Si certains avaient déjà engagé des démarches de digitalisation avant la crise, d’autres partaient de zéro. La plupart des CFA, en revanche, entendent tirer profit des avancées réalisées depuis mars 2020 et envisagent de conserver une part de distanciel - y compris hors contexte de crise sanitaire - en le mêlant au présentiel.
Former plus… et mieux
"Avant crise, on était déjà sur du positionnement 'blended learning' [formation combinant présentiel et distanciel] dans certains territoires et pour certains apprenants", rappelle Delphine Billaux, chargée de mission formation professionnelle à CCI France, qui observe que la crise en a fait une norme. "L’ensemble des organismes de formation réfléchit à présent au blended learning, poursuit-elle. Certains centres sont dans l’optique d’inclure 40 % de distanciel dans les parcours, voire plus, même si tout revient à la normale."
L’intérêt d’une telle démarche est double. "Avec ces pédagogies, nous répondons mieux aux besoins de chaque apprenant, estime Julien Gondard. Nous pouvons nous adapter à son rythme, son niveau ou aux difficultés propres auxquelles il est confronté." Autre avantage : "Cela permet aux CFA de ne pas limiter l’accueil des apprenants et de ne pas se mettre de barrière à l’ouverture d’une formation supplémentaire", souligne Delphine Billaux qui voit aussi le distanciel comme une réponse à la saturation des salles de cours.

■ **Données enregistrées**:

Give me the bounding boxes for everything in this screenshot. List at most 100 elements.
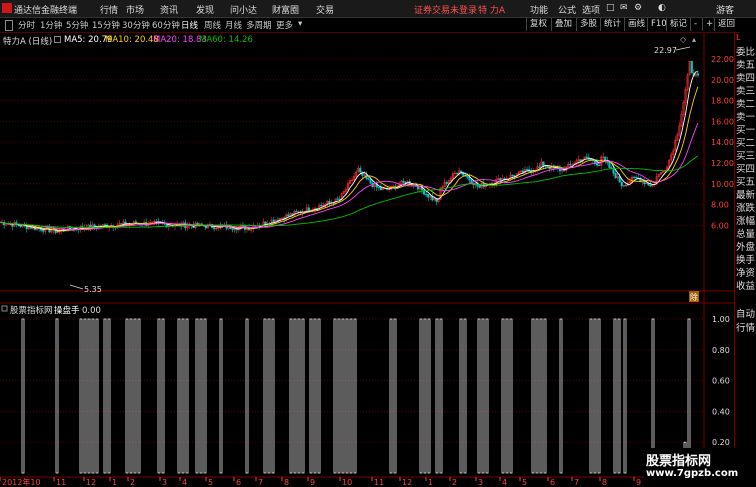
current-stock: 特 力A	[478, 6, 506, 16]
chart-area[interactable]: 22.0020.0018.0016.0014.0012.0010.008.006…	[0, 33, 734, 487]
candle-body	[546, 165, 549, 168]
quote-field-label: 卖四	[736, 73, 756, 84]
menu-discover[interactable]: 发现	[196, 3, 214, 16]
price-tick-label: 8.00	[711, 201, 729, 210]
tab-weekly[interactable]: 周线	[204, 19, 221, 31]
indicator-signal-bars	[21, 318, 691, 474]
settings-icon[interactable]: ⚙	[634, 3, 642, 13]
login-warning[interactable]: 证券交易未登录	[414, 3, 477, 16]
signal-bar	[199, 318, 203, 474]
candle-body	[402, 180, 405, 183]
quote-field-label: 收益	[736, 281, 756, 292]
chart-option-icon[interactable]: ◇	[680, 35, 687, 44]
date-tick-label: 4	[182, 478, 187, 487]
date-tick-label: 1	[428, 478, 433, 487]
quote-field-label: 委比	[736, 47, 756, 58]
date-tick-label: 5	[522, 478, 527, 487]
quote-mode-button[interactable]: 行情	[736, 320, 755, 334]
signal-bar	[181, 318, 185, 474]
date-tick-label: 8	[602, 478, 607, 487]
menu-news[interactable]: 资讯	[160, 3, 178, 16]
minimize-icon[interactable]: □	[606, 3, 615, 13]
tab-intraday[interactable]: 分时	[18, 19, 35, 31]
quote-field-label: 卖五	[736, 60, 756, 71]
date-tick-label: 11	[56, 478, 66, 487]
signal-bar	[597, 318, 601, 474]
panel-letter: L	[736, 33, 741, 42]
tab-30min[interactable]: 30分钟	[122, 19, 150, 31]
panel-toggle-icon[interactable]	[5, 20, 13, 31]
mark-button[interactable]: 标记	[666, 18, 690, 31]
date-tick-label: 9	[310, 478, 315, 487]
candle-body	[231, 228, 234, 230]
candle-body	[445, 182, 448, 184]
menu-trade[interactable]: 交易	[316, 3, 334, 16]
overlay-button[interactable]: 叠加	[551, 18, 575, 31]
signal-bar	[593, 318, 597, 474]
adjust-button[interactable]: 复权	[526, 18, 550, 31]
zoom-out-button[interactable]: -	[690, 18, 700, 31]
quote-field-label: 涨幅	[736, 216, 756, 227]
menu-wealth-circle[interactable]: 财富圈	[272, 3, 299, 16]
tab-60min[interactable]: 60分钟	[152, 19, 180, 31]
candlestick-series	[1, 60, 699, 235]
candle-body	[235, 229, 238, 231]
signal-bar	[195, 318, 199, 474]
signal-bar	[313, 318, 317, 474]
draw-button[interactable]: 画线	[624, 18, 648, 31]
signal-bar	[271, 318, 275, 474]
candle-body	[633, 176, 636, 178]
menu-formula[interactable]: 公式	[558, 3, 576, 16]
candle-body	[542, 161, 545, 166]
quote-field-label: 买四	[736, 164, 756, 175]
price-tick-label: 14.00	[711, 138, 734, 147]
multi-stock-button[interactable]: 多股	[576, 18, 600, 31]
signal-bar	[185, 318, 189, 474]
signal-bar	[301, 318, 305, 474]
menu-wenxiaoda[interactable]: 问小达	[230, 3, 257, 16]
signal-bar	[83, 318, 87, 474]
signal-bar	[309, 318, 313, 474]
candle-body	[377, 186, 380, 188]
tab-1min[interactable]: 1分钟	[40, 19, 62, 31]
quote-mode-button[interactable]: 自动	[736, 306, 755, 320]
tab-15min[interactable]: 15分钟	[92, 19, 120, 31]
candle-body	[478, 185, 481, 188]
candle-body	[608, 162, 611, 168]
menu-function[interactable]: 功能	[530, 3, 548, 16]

■ **Consignes**:
1 > Modifiez la liste, s'il vous plaît, de la ligne qui contient « 6, 506, 16] » jusqu'à celle qui contient « 19, 221, 31] » incluse, en remplaçant « interactable » par « clickable » sans rien changer d'autre. Redonnez uniquement ces lignes.
2 > Poursuivez le texte sur le blended learning dans les CFA à partir de sa dernière phrase.
Le texte et la liste n'ont aucun lien entre eux.

■ **Les réponses**:
1 >
current-stock: 特 力A	[478, 6, 506, 16]
chart-area[clickable]: 22.0020.0018.0016.0014.0012.0010.008.006…	[0, 33, 734, 487]
candle-body	[546, 165, 549, 168]
quote-field-label: 卖四	[736, 73, 756, 84]
menu-discover[clickable]: 发现	[196, 3, 214, 16]
price-tick-label: 8.00	[711, 201, 729, 210]
tab-weekly[clickable]: 周线	[204, 19, 221, 31]

2 >
ouverture du champ des possibles
Ce déploiement de l’hybride permet également aux CFA de capitaliser à la fois sur les outils dont ils se sont dotés en urgence et sur la formation des formateurs à l’enseignement à distance. "La crise a permis aux équipes et au conseil d’administration de voir que c’était possible de mettre en œuvre la formation à distance", note Évelyne Coré, directrice du Centre national pédagogique des MFR, qui anticipe une poursuite de cette pratique.
"Il faudra sans doute revoir le rythme et repasser la courbe de la concentration au filtre du distanciel, prévoit toutefois Pascal Picault, premier vice-président de la Fnadir. Peut-être que sur un cours de trois heures, on peut imaginer que la première heure soit dédiée à des recherches et que les deux heures suivantes permettent la participation et la transmission. Les classes inversées et la co-construction de certains cours permettent aussi de faire passer les apprenants du côté du formateur et de maintenir leur attention."
maintien du distanciel pour des enseignements généraux
En outre, tout l’enjeu pour les CFA sera de trouver le bon équilibre entre la part de présentiel et de distanciel. "Il y a un postulat qu’on essaye de garder chez nous : c’est que l’apprentissage dans nos métiers ne pourra pas être que du digital", relève Julien Gondard. "On réfléchit pédagogiquement parlant est-ce que c’est adapté ou pas, selon qu’on est sur une formation très technique ou généraliste, selon les typologies de publics et de niveaux", renchérit Delphine Billaux.
D’une manière globale, le distanciel semble ainsi plus adapté pour les enseignements généraux. À tel point que certains centres pourraient dispenser ces disciplines uniquement par ce biais. "Nos CFA utilisent à présent à plein régime les webinaires pour les cours magistraux d’enseignement général", observe à ce sujet Julien Gondard. Toutefois, la crise a également conduit les réseaux de CFA à innover pour dispenser les enseignements techniques à distance.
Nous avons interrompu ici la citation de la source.